Extracted records:

----

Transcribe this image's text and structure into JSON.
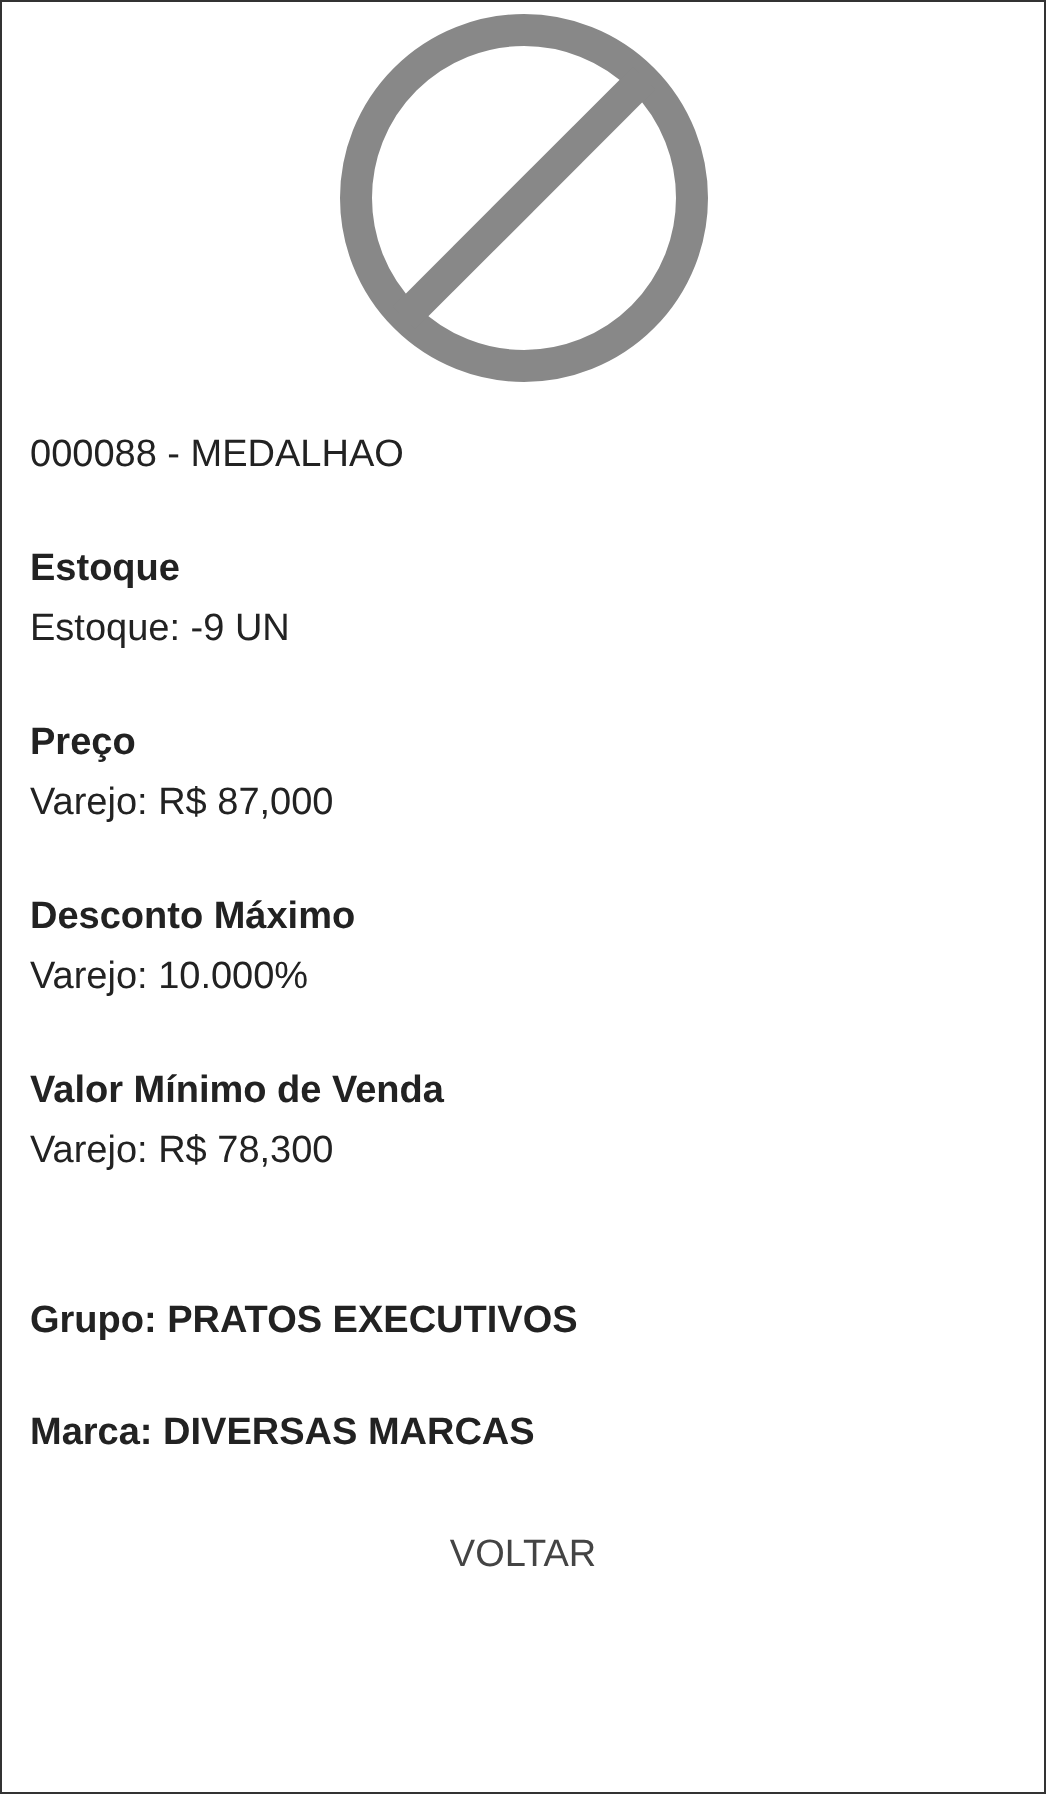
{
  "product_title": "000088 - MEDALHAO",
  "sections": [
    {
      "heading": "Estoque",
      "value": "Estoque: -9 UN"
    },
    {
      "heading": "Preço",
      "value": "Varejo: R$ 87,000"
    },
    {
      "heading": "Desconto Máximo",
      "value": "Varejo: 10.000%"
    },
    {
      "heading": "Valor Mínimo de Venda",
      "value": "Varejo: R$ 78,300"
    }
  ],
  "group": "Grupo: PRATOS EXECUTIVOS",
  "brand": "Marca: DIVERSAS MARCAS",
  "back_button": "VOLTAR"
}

----

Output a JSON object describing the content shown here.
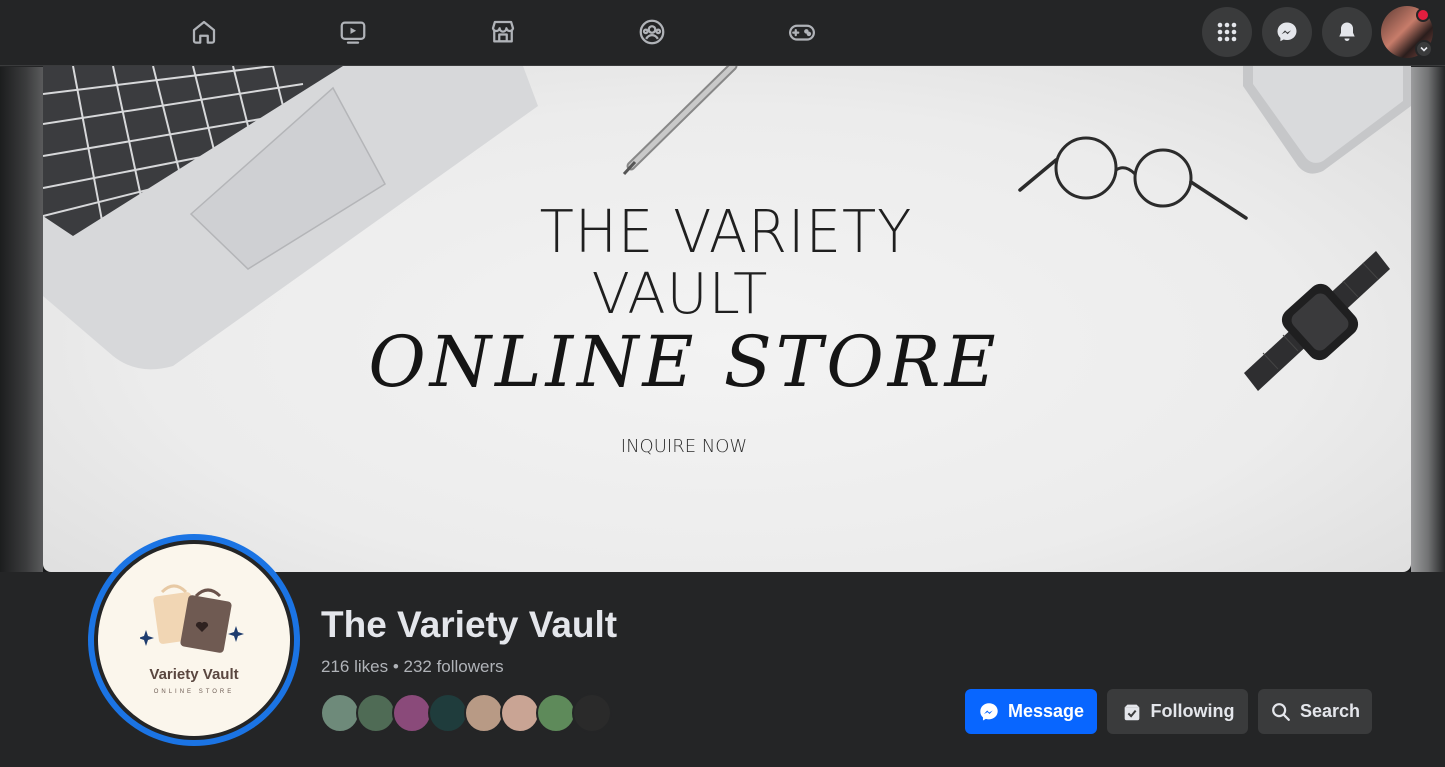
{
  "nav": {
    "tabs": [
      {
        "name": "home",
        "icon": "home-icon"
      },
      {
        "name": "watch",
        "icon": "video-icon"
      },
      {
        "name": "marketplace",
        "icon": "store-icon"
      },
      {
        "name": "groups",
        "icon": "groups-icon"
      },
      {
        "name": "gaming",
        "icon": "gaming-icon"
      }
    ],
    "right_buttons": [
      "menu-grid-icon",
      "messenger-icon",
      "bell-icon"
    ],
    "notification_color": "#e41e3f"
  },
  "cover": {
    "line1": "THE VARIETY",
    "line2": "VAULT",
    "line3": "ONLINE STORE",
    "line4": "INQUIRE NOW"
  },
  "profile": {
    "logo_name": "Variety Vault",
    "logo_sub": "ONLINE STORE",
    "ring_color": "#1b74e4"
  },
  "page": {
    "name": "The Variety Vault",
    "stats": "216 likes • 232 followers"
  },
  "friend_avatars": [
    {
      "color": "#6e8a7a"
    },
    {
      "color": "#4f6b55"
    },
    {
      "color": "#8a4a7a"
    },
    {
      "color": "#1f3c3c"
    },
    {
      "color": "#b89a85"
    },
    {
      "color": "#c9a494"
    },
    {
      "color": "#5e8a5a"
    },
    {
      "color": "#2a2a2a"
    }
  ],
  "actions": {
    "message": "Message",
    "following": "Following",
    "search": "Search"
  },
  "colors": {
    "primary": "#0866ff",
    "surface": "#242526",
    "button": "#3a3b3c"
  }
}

----

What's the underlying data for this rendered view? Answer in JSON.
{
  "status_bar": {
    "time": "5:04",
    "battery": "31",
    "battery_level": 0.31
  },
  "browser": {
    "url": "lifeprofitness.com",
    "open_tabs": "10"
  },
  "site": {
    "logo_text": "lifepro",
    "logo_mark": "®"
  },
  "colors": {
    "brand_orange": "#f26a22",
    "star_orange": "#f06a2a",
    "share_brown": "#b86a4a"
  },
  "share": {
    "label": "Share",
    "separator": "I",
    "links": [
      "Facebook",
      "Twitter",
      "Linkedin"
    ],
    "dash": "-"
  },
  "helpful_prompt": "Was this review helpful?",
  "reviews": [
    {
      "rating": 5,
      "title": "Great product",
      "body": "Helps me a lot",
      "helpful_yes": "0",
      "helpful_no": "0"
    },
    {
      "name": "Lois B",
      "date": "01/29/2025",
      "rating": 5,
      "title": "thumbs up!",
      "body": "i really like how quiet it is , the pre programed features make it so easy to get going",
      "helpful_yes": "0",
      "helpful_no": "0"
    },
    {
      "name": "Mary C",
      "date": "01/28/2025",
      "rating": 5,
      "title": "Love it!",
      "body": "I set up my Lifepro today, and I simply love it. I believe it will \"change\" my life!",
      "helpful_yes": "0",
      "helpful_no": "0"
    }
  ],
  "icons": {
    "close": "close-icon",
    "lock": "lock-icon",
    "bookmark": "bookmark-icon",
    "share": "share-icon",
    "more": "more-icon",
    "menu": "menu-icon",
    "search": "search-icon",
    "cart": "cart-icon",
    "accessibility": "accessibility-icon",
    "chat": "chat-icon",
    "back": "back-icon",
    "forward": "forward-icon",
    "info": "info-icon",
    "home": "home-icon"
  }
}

----

→ **DESCRIPTION OF THE TASK**
Pull every line containing the word "home" out of the entries above.

→ **FINAL RESULT**
        "name": "home",
        "icon": "home-icon"
    "home": "home-icon"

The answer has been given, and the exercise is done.